PROBLEM TO SOLVE> Check every line of the entries that follow, and copy the ones containing "screenshot".

PROVIDED RECORDS>
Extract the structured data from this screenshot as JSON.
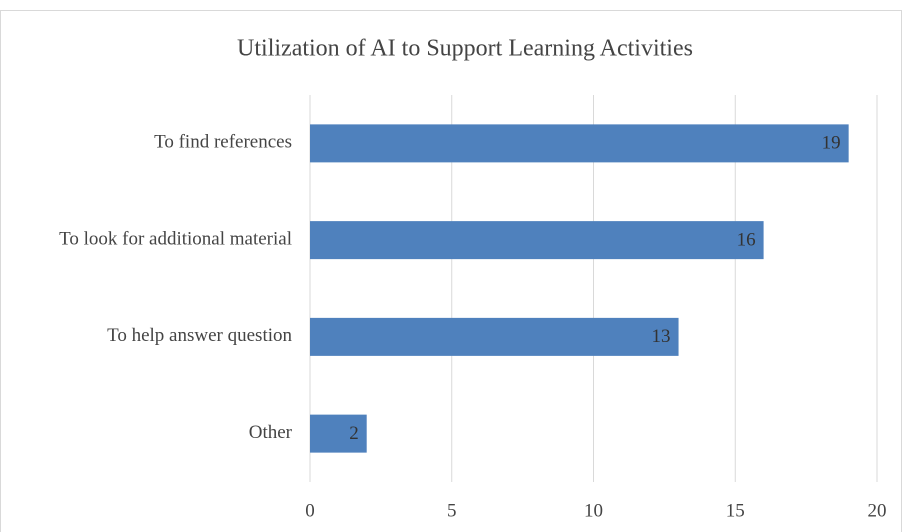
{
  "chart_data": {
    "type": "bar",
    "orientation": "horizontal",
    "title": "Utilization of AI to Support Learning Activities",
    "categories": [
      "To find references",
      "To look for additional material",
      "To help answer question",
      "Other"
    ],
    "values": [
      19,
      16,
      13,
      2
    ],
    "color": "#4f81bd",
    "xlim": [
      0,
      20
    ],
    "xticks": [
      0,
      5,
      10,
      15,
      20
    ],
    "grid": true
  }
}
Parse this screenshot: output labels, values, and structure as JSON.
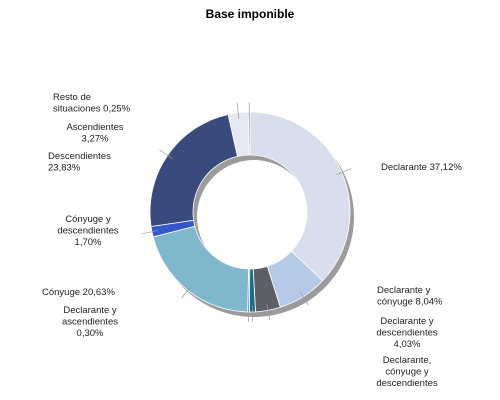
{
  "chart_data": {
    "type": "pie",
    "title": "Base imponible",
    "slices": [
      {
        "label": "Declarante",
        "value": 37.12,
        "value_text": "37,12%",
        "color": "#d9deef"
      },
      {
        "label": "Declarante y cónyuge",
        "value": 8.04,
        "value_text": "8,04%",
        "color": "#b6c9e6"
      },
      {
        "label": "Declarante y descendientes",
        "value": 4.03,
        "value_text": "4,03%",
        "color": "#5c6066"
      },
      {
        "label": "Declarante, cónyuge y descendientes",
        "value": 0.97,
        "value_text": "",
        "color": "#1f6b85"
      },
      {
        "label": "Declarante y ascendientes",
        "value": 0.3,
        "value_text": "0,30%",
        "color": "#35a8d8"
      },
      {
        "label": "Cónyuge",
        "value": 20.63,
        "value_text": "20,63%",
        "color": "#7fb8cc"
      },
      {
        "label": "Cónyuge y descendientes",
        "value": 1.7,
        "value_text": "1,70%",
        "color": "#3557c9"
      },
      {
        "label": "Descendientes",
        "value": 23.83,
        "value_text": "23,83%",
        "color": "#3b4a7c"
      },
      {
        "label": "Ascendientes",
        "value": 3.27,
        "value_text": "3,27%",
        "color": "#e6e9f3"
      },
      {
        "label": "Resto de situaciones",
        "value": 0.25,
        "value_text": "0,25%",
        "color": "#6f7f96"
      }
    ],
    "chart_style": "donut"
  }
}
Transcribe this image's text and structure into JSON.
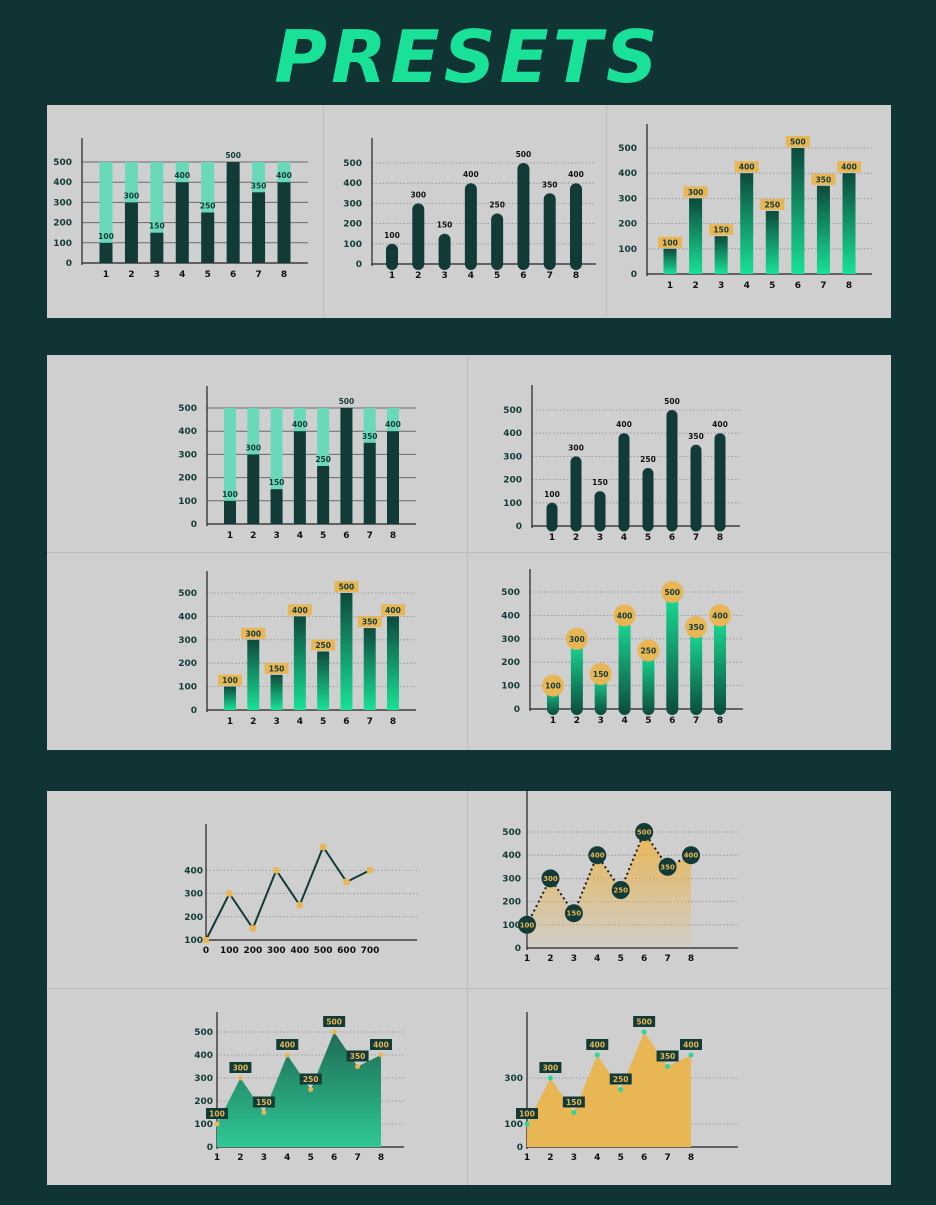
{
  "title": "PRESETS",
  "colors": {
    "background": "#0f3433",
    "accent": "#19e197",
    "dark": "#123b38",
    "light_bar": "#6ad9b9",
    "gold": "#e9b654",
    "panel": "#cfcfcf"
  },
  "chart_data": [
    {
      "type": "bar",
      "style": "stacked-background",
      "categories": [
        "1",
        "2",
        "3",
        "4",
        "5",
        "6",
        "7",
        "8"
      ],
      "values": [
        100,
        300,
        150,
        400,
        250,
        500,
        350,
        400
      ],
      "ylim": [
        0,
        500
      ],
      "yticks": [
        0,
        100,
        200,
        300,
        400,
        500
      ],
      "data_labels": true,
      "grid": true
    },
    {
      "type": "bar",
      "style": "rounded",
      "categories": [
        "1",
        "2",
        "3",
        "4",
        "5",
        "6",
        "7",
        "8"
      ],
      "values": [
        100,
        300,
        150,
        400,
        250,
        500,
        350,
        400
      ],
      "ylim": [
        0,
        500
      ],
      "yticks": [
        0,
        100,
        200,
        300,
        400,
        500
      ],
      "data_labels": true,
      "grid": true
    },
    {
      "type": "bar",
      "style": "gradient-tag-labels",
      "categories": [
        "1",
        "2",
        "3",
        "4",
        "5",
        "6",
        "7",
        "8"
      ],
      "values": [
        100,
        300,
        150,
        400,
        250,
        500,
        350,
        400
      ],
      "ylim": [
        0,
        500
      ],
      "yticks": [
        0,
        100,
        200,
        300,
        400,
        500
      ],
      "data_labels": true,
      "grid": true
    },
    {
      "type": "bar",
      "style": "stacked-background",
      "categories": [
        "1",
        "2",
        "3",
        "4",
        "5",
        "6",
        "7",
        "8"
      ],
      "values": [
        100,
        300,
        150,
        400,
        250,
        500,
        350,
        400
      ],
      "ylim": [
        0,
        500
      ],
      "yticks": [
        0,
        100,
        200,
        300,
        400,
        500
      ],
      "data_labels": true,
      "grid": true
    },
    {
      "type": "bar",
      "style": "rounded",
      "categories": [
        "1",
        "2",
        "3",
        "4",
        "5",
        "6",
        "7",
        "8"
      ],
      "values": [
        100,
        300,
        150,
        400,
        250,
        500,
        350,
        400
      ],
      "ylim": [
        0,
        500
      ],
      "yticks": [
        0,
        100,
        200,
        300,
        400,
        500
      ],
      "data_labels": true,
      "grid": true
    },
    {
      "type": "bar",
      "style": "gradient-tag-labels",
      "categories": [
        "1",
        "2",
        "3",
        "4",
        "5",
        "6",
        "7",
        "8"
      ],
      "values": [
        100,
        300,
        150,
        400,
        250,
        500,
        350,
        400
      ],
      "ylim": [
        0,
        500
      ],
      "yticks": [
        0,
        100,
        200,
        300,
        400,
        500
      ],
      "data_labels": true,
      "grid": true
    },
    {
      "type": "bar",
      "style": "gradient-bubble-labels",
      "categories": [
        "1",
        "2",
        "3",
        "4",
        "5",
        "6",
        "7",
        "8"
      ],
      "values": [
        100,
        300,
        150,
        400,
        250,
        500,
        350,
        400
      ],
      "ylim": [
        0,
        500
      ],
      "yticks": [
        0,
        100,
        200,
        300,
        400,
        500
      ],
      "data_labels": true,
      "grid": true
    },
    {
      "type": "line",
      "style": "simple",
      "x": [
        0,
        100,
        200,
        300,
        400,
        500,
        600,
        700
      ],
      "y": [
        100,
        300,
        150,
        400,
        250,
        500,
        350,
        400
      ],
      "ylim": [
        100,
        500
      ],
      "yticks": [
        100,
        200,
        300,
        400
      ],
      "xticks": [
        "0",
        "100",
        "200",
        "300",
        "400",
        "500",
        "600",
        "700"
      ],
      "data_labels": false,
      "grid": true
    },
    {
      "type": "area",
      "style": "dotted-bubbles",
      "categories": [
        "1",
        "2",
        "3",
        "4",
        "5",
        "6",
        "7",
        "8"
      ],
      "values": [
        100,
        300,
        150,
        400,
        250,
        500,
        350,
        400
      ],
      "ylim": [
        0,
        500
      ],
      "yticks": [
        0,
        100,
        200,
        300,
        400,
        500
      ],
      "data_labels": true,
      "grid": true
    },
    {
      "type": "area",
      "style": "green-tag-labels",
      "categories": [
        "1",
        "2",
        "3",
        "4",
        "5",
        "6",
        "7",
        "8"
      ],
      "values": [
        100,
        300,
        150,
        400,
        250,
        500,
        350,
        400
      ],
      "ylim": [
        0,
        500
      ],
      "yticks": [
        0,
        100,
        200,
        300,
        400,
        500
      ],
      "data_labels": true,
      "grid": true
    },
    {
      "type": "area",
      "style": "gold-tag-labels",
      "categories": [
        "1",
        "2",
        "3",
        "4",
        "5",
        "6",
        "7",
        "8"
      ],
      "values": [
        100,
        300,
        150,
        400,
        250,
        500,
        350,
        400
      ],
      "ylim": [
        0,
        500
      ],
      "yticks": [
        0,
        100,
        300
      ],
      "data_labels": true,
      "grid": true
    }
  ]
}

EXERCISE OUTPUT>
Extract the structured data from this screenshot as JSON.
Parse this screenshot: output labels, values, and structure as JSON.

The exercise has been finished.